-- START Dataset rows --

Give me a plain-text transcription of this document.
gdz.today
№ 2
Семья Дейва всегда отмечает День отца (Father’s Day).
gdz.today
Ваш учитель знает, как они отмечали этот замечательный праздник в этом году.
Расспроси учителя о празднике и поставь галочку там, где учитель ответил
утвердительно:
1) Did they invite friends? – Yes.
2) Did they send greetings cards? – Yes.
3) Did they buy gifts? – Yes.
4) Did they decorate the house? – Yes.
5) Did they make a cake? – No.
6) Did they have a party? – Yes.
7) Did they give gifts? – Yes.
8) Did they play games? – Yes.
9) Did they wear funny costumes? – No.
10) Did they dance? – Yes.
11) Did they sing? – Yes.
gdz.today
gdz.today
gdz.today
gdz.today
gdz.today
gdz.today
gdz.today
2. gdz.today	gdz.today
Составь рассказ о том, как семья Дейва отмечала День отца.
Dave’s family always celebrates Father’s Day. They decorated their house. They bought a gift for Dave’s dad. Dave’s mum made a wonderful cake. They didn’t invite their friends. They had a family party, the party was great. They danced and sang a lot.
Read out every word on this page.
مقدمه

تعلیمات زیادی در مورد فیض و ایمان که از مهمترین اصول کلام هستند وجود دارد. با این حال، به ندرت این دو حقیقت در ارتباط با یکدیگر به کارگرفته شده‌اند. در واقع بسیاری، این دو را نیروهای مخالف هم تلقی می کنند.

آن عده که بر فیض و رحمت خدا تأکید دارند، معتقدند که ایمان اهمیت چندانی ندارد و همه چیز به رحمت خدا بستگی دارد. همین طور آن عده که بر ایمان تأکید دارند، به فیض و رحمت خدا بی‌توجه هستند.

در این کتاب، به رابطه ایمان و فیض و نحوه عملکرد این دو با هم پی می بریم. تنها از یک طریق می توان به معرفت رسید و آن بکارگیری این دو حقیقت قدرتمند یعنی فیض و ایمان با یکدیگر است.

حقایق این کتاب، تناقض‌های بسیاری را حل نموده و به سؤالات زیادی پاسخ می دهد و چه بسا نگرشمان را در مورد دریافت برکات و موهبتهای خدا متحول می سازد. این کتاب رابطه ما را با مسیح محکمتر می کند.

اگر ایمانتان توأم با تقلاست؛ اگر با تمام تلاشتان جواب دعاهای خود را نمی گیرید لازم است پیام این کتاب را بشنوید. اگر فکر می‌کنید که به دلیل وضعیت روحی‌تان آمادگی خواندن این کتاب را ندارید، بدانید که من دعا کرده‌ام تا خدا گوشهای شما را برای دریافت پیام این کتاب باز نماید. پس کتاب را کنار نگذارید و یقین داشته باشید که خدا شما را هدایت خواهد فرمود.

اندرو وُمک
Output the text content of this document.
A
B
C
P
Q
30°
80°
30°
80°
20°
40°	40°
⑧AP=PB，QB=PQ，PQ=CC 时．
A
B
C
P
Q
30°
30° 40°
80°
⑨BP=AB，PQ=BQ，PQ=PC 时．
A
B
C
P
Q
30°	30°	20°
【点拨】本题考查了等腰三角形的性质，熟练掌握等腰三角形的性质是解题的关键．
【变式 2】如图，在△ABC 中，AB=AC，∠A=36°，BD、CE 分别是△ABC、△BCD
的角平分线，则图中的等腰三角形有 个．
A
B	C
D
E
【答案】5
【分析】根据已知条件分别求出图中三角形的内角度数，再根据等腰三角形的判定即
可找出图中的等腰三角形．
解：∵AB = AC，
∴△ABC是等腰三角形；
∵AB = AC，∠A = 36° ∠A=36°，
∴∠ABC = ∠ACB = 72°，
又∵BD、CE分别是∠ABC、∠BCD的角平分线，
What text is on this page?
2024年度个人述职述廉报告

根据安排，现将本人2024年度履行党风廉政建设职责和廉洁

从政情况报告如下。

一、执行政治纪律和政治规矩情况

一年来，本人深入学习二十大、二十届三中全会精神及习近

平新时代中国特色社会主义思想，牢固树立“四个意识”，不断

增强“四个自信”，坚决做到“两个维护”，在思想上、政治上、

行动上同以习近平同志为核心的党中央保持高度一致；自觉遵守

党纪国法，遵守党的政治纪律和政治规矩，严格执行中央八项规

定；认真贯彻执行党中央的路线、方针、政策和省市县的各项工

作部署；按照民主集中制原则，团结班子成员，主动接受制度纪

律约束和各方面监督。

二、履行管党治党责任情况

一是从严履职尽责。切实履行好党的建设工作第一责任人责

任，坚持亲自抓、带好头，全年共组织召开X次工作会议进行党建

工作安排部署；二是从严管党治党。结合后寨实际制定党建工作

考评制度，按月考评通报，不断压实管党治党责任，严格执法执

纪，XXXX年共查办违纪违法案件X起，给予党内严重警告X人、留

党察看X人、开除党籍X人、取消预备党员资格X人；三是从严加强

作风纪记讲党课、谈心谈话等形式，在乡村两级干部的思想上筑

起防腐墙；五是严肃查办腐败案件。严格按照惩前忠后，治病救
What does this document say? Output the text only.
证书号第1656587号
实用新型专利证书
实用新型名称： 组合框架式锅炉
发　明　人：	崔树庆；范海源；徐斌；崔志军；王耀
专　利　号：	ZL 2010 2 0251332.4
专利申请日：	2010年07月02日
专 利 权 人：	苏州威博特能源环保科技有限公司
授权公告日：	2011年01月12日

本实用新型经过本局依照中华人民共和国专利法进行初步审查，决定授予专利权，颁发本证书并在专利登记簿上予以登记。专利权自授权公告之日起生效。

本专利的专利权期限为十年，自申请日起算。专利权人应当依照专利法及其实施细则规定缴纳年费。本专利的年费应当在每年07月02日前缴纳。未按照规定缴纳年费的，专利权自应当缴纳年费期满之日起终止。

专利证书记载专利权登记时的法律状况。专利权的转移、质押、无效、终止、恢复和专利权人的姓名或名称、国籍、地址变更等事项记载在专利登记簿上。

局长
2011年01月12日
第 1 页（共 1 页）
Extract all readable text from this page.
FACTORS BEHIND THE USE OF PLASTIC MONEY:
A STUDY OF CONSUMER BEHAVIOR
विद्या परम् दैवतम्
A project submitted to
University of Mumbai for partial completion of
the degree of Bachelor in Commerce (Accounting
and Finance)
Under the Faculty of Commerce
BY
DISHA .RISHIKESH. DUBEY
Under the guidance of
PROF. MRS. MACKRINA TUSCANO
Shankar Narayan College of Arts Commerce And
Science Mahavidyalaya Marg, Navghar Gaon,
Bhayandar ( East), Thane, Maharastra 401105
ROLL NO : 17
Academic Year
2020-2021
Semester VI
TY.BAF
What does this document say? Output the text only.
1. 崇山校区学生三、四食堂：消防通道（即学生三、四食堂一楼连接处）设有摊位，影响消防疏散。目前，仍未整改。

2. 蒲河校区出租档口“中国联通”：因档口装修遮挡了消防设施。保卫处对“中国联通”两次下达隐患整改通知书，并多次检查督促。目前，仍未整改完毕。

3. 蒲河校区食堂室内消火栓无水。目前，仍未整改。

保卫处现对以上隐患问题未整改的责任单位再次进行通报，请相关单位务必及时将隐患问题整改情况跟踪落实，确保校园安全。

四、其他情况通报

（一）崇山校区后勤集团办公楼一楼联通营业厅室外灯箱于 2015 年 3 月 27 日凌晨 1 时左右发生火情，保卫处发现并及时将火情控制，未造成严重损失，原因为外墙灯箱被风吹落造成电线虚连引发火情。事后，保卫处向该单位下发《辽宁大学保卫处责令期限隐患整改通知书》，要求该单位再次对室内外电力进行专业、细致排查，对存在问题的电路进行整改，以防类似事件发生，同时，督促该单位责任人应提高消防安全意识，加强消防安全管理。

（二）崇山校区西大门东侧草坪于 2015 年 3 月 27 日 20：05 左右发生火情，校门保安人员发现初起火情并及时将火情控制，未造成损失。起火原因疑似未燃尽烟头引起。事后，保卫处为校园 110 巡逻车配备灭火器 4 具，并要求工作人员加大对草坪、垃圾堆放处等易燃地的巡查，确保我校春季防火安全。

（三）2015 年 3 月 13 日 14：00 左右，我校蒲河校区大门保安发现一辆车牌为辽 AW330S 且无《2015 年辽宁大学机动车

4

-- END Dataset rows --

Lines from the records above that hold "document" are the ones to list.

Give me a plain-text transcription of this document.
Output the text content of this document.
What does this document say? Output the text only.
What does this document say? Output the text only.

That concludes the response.